[レイアウト座標データ]
※ ※ ※
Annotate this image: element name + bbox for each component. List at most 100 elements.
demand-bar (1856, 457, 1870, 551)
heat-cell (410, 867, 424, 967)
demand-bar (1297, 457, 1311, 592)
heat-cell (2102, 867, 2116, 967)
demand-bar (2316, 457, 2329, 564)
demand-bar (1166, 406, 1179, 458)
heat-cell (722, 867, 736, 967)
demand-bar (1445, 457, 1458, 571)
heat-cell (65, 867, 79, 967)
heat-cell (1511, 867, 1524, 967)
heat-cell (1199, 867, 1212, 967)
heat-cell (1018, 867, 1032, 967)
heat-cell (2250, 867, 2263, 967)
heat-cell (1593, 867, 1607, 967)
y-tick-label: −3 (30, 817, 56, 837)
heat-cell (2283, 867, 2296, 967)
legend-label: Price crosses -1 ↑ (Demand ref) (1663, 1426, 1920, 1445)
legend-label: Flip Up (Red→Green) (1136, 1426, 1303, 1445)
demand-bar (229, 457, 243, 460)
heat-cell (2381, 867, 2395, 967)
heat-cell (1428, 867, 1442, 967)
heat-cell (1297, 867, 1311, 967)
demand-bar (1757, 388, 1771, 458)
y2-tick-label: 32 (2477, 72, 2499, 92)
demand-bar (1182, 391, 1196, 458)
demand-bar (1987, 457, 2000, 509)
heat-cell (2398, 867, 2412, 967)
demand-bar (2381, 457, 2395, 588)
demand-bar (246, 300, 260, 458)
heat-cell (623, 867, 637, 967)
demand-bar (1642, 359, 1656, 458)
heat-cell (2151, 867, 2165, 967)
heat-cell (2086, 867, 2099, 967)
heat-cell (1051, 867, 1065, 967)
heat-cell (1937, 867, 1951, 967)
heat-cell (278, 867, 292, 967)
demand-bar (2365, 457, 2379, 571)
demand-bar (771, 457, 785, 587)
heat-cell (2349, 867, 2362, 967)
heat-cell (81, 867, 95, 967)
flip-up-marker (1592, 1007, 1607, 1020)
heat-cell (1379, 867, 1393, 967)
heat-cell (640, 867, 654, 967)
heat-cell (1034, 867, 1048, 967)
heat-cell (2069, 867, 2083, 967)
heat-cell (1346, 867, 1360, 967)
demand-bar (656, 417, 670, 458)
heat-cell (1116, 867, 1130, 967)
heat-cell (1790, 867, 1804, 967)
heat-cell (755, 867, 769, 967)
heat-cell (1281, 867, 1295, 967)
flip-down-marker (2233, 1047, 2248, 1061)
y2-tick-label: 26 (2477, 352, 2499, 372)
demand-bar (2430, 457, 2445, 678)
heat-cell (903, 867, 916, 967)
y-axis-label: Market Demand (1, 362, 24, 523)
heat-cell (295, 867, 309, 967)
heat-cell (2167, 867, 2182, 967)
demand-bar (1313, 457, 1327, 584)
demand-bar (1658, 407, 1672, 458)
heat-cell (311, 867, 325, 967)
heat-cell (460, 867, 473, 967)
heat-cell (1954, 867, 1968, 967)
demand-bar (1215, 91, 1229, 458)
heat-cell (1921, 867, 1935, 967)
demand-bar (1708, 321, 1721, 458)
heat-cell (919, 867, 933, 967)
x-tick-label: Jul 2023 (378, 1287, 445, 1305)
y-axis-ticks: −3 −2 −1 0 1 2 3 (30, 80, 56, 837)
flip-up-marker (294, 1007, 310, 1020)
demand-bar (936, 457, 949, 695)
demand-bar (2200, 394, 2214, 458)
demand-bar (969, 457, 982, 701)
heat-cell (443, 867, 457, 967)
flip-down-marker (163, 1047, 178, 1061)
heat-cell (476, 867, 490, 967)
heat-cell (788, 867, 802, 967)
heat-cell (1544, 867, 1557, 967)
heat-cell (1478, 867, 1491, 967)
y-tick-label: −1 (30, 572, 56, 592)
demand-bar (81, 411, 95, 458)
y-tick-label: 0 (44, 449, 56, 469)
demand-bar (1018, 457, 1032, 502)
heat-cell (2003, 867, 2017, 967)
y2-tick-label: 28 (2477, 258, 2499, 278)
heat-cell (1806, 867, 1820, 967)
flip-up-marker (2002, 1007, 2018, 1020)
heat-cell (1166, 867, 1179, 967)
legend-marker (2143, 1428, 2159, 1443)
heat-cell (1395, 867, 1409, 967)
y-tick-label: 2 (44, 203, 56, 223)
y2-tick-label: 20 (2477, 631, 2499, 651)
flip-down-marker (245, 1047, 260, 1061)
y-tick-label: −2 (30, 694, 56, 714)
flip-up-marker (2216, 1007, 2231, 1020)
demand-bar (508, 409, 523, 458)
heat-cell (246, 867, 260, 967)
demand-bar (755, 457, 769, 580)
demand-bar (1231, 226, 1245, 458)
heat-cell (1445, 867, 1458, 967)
※ ※ ※
上のレイアウト座標データの項目をすべて、一字一句変えずに書き写しなさい。

Annotate this image: element name + bbox for each component. List at most 100 elements.
demand-bar (1856, 457, 1870, 551)
heat-cell (410, 867, 424, 967)
demand-bar (1297, 457, 1311, 592)
heat-cell (2102, 867, 2116, 967)
demand-bar (2316, 457, 2329, 564)
demand-bar (1166, 406, 1179, 458)
heat-cell (722, 867, 736, 967)
demand-bar (1445, 457, 1458, 571)
heat-cell (65, 867, 79, 967)
heat-cell (1511, 867, 1524, 967)
heat-cell (1199, 867, 1212, 967)
heat-cell (1018, 867, 1032, 967)
heat-cell (2250, 867, 2263, 967)
heat-cell (1593, 867, 1607, 967)
y-tick-label: −3 (30, 817, 56, 837)
heat-cell (2283, 867, 2296, 967)
legend-label: Price crosses -1 ↑ (Demand ref) (1663, 1426, 1920, 1445)
legend-label: Flip Up (Red→Green) (1136, 1426, 1303, 1445)
demand-bar (229, 457, 243, 460)
heat-cell (2381, 867, 2395, 967)
heat-cell (1428, 867, 1442, 967)
heat-cell (1297, 867, 1311, 967)
demand-bar (1757, 388, 1771, 458)
y2-tick-label: 32 (2477, 72, 2499, 92)
demand-bar (1182, 391, 1196, 458)
demand-bar (1987, 457, 2000, 509)
heat-cell (2398, 867, 2412, 967)
demand-bar (2381, 457, 2395, 588)
demand-bar (246, 300, 260, 458)
heat-cell (623, 867, 637, 967)
demand-bar (1642, 359, 1656, 458)
heat-cell (2151, 867, 2165, 967)
heat-cell (2086, 867, 2099, 967)
heat-cell (1051, 867, 1065, 967)
heat-cell (1937, 867, 1951, 967)
heat-cell (278, 867, 292, 967)
demand-bar (2365, 457, 2379, 571)
demand-bar (771, 457, 785, 587)
heat-cell (2349, 867, 2362, 967)
heat-cell (81, 867, 95, 967)
flip-up-marker (1592, 1007, 1607, 1020)
heat-cell (1379, 867, 1393, 967)
heat-cell (640, 867, 654, 967)
heat-cell (1034, 867, 1048, 967)
heat-cell (2069, 867, 2083, 967)
heat-cell (1346, 867, 1360, 967)
demand-bar (656, 417, 670, 458)
heat-cell (1116, 867, 1130, 967)
heat-cell (1790, 867, 1804, 967)
heat-cell (755, 867, 769, 967)
heat-cell (1281, 867, 1295, 967)
flip-down-marker (2233, 1047, 2248, 1061)
y2-tick-label: 26 (2477, 352, 2499, 372)
demand-bar (2430, 457, 2445, 678)
heat-cell (903, 867, 916, 967)
y-axis-label: Market Demand (1, 362, 24, 523)
heat-cell (295, 867, 309, 967)
heat-cell (2167, 867, 2182, 967)
demand-bar (1313, 457, 1327, 584)
demand-bar (1658, 407, 1672, 458)
heat-cell (311, 867, 325, 967)
heat-cell (460, 867, 473, 967)
heat-cell (1954, 867, 1968, 967)
demand-bar (1215, 91, 1229, 458)
heat-cell (1921, 867, 1935, 967)
demand-bar (1708, 321, 1721, 458)
heat-cell (919, 867, 933, 967)
x-tick-label: Jul 2023 (378, 1287, 445, 1305)
y-axis-ticks: −3 −2 −1 0 1 2 3 (30, 80, 56, 837)
flip-up-marker (294, 1007, 310, 1020)
demand-bar (936, 457, 949, 695)
demand-bar (2200, 394, 2214, 458)
demand-bar (969, 457, 982, 701)
heat-cell (443, 867, 457, 967)
flip-down-marker (163, 1047, 178, 1061)
heat-cell (476, 867, 490, 967)
heat-cell (788, 867, 802, 967)
heat-cell (1544, 867, 1557, 967)
heat-cell (1478, 867, 1491, 967)
y-tick-label: −1 (30, 572, 56, 592)
demand-bar (81, 411, 95, 458)
y-tick-label: 0 (44, 449, 56, 469)
demand-bar (1018, 457, 1032, 502)
heat-cell (2003, 867, 2017, 967)
y2-tick-label: 28 (2477, 258, 2499, 278)
heat-cell (1806, 867, 1820, 967)
flip-up-marker (2002, 1007, 2018, 1020)
heat-cell (1166, 867, 1179, 967)
legend-marker (2143, 1428, 2159, 1443)
heat-cell (1395, 867, 1409, 967)
y-tick-label: 2 (44, 203, 56, 223)
y2-tick-label: 20 (2477, 631, 2499, 651)
flip-down-marker (245, 1047, 260, 1061)
y-tick-label: −2 (30, 694, 56, 714)
flip-up-marker (2216, 1007, 2231, 1020)
demand-bar (508, 409, 523, 458)
heat-cell (246, 867, 260, 967)
demand-bar (755, 457, 769, 580)
demand-bar (1231, 226, 1245, 458)
heat-cell (1445, 867, 1458, 967)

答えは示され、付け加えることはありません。